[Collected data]
>> Begin
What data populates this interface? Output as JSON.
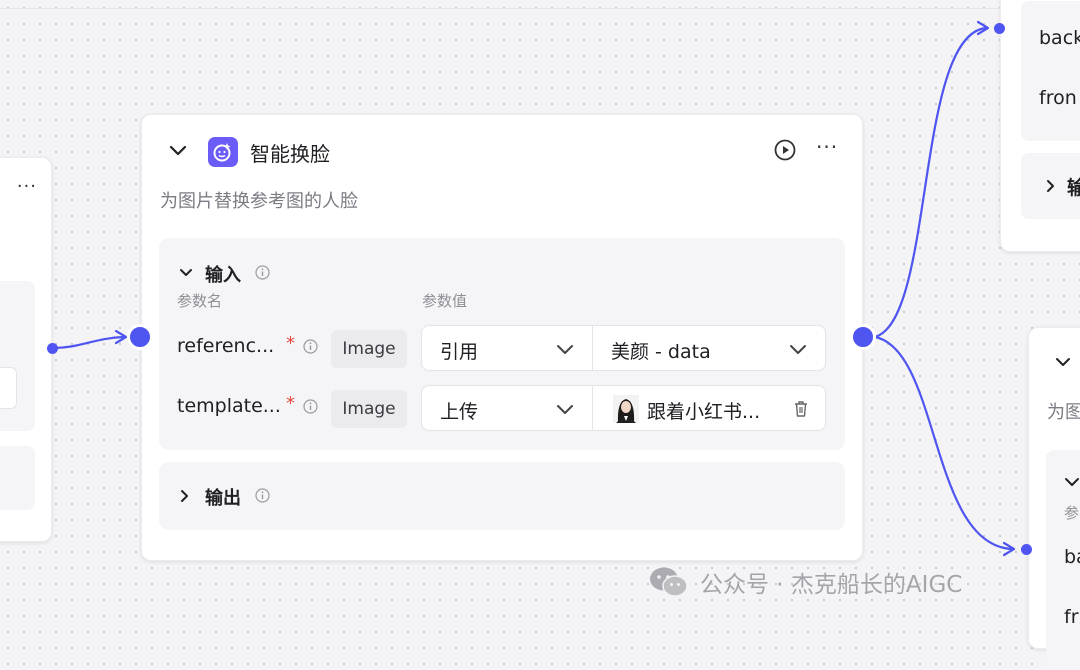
{
  "main_node": {
    "title": "智能换脸",
    "description": "为图片替换参考图的人脸",
    "input_section": {
      "title": "输入",
      "col_param_name": "参数名",
      "col_param_value": "参数值",
      "params": [
        {
          "name": "referenc...",
          "required": "*",
          "type": "Image",
          "mode": "引用",
          "value": "美颜 - data"
        },
        {
          "name": "template...",
          "required": "*",
          "type": "Image",
          "mode": "上传",
          "value": "跟着小红书..."
        }
      ]
    },
    "output_section": {
      "title": "输出"
    }
  },
  "right_top_node": {
    "line1": "back",
    "line2": "fron",
    "section_title": "输"
  },
  "right_bottom_node": {
    "description": "为图",
    "col_label": "参",
    "line1": "ba",
    "line2": "fr"
  },
  "watermark": "公众号 · 杰克船长的AIGC",
  "colors": {
    "accent": "#4f55f0",
    "icon_badge": "#6b5cf7",
    "required": "#e5483f"
  }
}
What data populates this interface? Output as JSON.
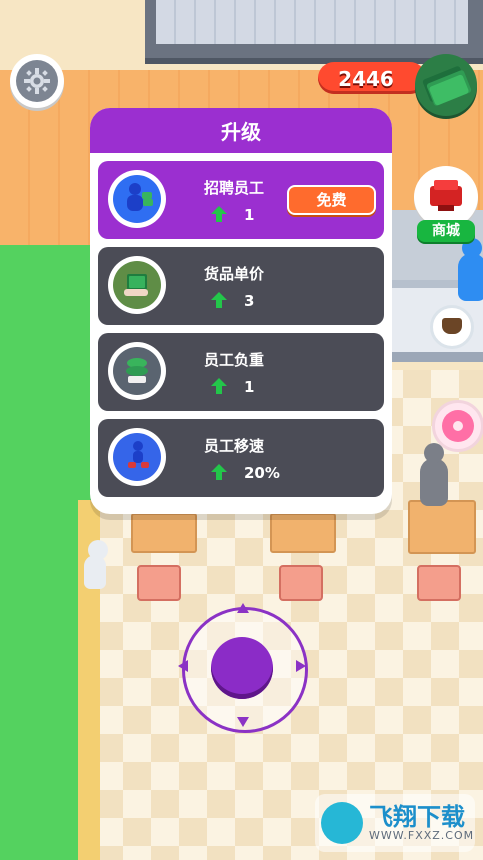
{
  "hud": {
    "settings_icon": "gear-icon",
    "currency_amount": "2446",
    "currency_icon": "cash-stack-icon"
  },
  "shop": {
    "label": "商城",
    "icon": "cash-register-icon"
  },
  "upgrade_panel": {
    "title": "升级",
    "items": [
      {
        "label": "招聘员工",
        "value": "1",
        "button_label": "免费",
        "icon": "hire-staff-icon",
        "accent": "#9b2fd0"
      },
      {
        "label": "货品单价",
        "value": "3",
        "icon": "cash-hand-icon",
        "accent": "#4b4c56"
      },
      {
        "label": "员工负重",
        "value": "1",
        "icon": "stacked-items-icon",
        "accent": "#4b4c56"
      },
      {
        "label": "员工移速",
        "value": "20%",
        "icon": "running-staff-icon",
        "accent": "#4b4c56"
      }
    ]
  },
  "joystick": {
    "icon": "joystick-icon",
    "accent": "#8b2cc7"
  },
  "watermark": {
    "title": "飞翔下载",
    "url": "WWW.FXXZ.COM"
  }
}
>> End
> _What you will do_
Transcribe the preceding listing in its entirety and with exact wording, leaving out pictures.

> _Solved exercise_
What data populates this interface? Output as JSON.
{
  "main_node": {
    "title": "智能换脸",
    "description": "为图片替换参考图的人脸",
    "input_section": {
      "title": "输入",
      "col_param_name": "参数名",
      "col_param_value": "参数值",
      "params": [
        {
          "name": "referenc...",
          "required": "*",
          "type": "Image",
          "mode": "引用",
          "value": "美颜 - data"
        },
        {
          "name": "template...",
          "required": "*",
          "type": "Image",
          "mode": "上传",
          "value": "跟着小红书..."
        }
      ]
    },
    "output_section": {
      "title": "输出"
    }
  },
  "right_top_node": {
    "line1": "back",
    "line2": "fron",
    "section_title": "输"
  },
  "right_bottom_node": {
    "description": "为图",
    "col_label": "参",
    "line1": "ba",
    "line2": "fr"
  },
  "watermark": "公众号 · 杰克船长的AIGC",
  "colors": {
    "accent": "#4f55f0",
    "icon_badge": "#6b5cf7",
    "required": "#e5483f"
  }
}
What data populates this interface? Output as JSON.
{
  "hud": {
    "settings_icon": "gear-icon",
    "currency_amount": "2446",
    "currency_icon": "cash-stack-icon"
  },
  "shop": {
    "label": "商城",
    "icon": "cash-register-icon"
  },
  "upgrade_panel": {
    "title": "升级",
    "items": [
      {
        "label": "招聘员工",
        "value": "1",
        "button_label": "免费",
        "icon": "hire-staff-icon",
        "accent": "#9b2fd0"
      },
      {
        "label": "货品单价",
        "value": "3",
        "icon": "cash-hand-icon",
        "accent": "#4b4c56"
      },
      {
        "label": "员工负重",
        "value": "1",
        "icon": "stacked-items-icon",
        "accent": "#4b4c56"
      },
      {
        "label": "员工移速",
        "value": "20%",
        "icon": "running-staff-icon",
        "accent": "#4b4c56"
      }
    ]
  },
  "joystick": {
    "icon": "joystick-icon",
    "accent": "#8b2cc7"
  },
  "watermark": {
    "title": "飞翔下载",
    "url": "WWW.FXXZ.COM"
  }
}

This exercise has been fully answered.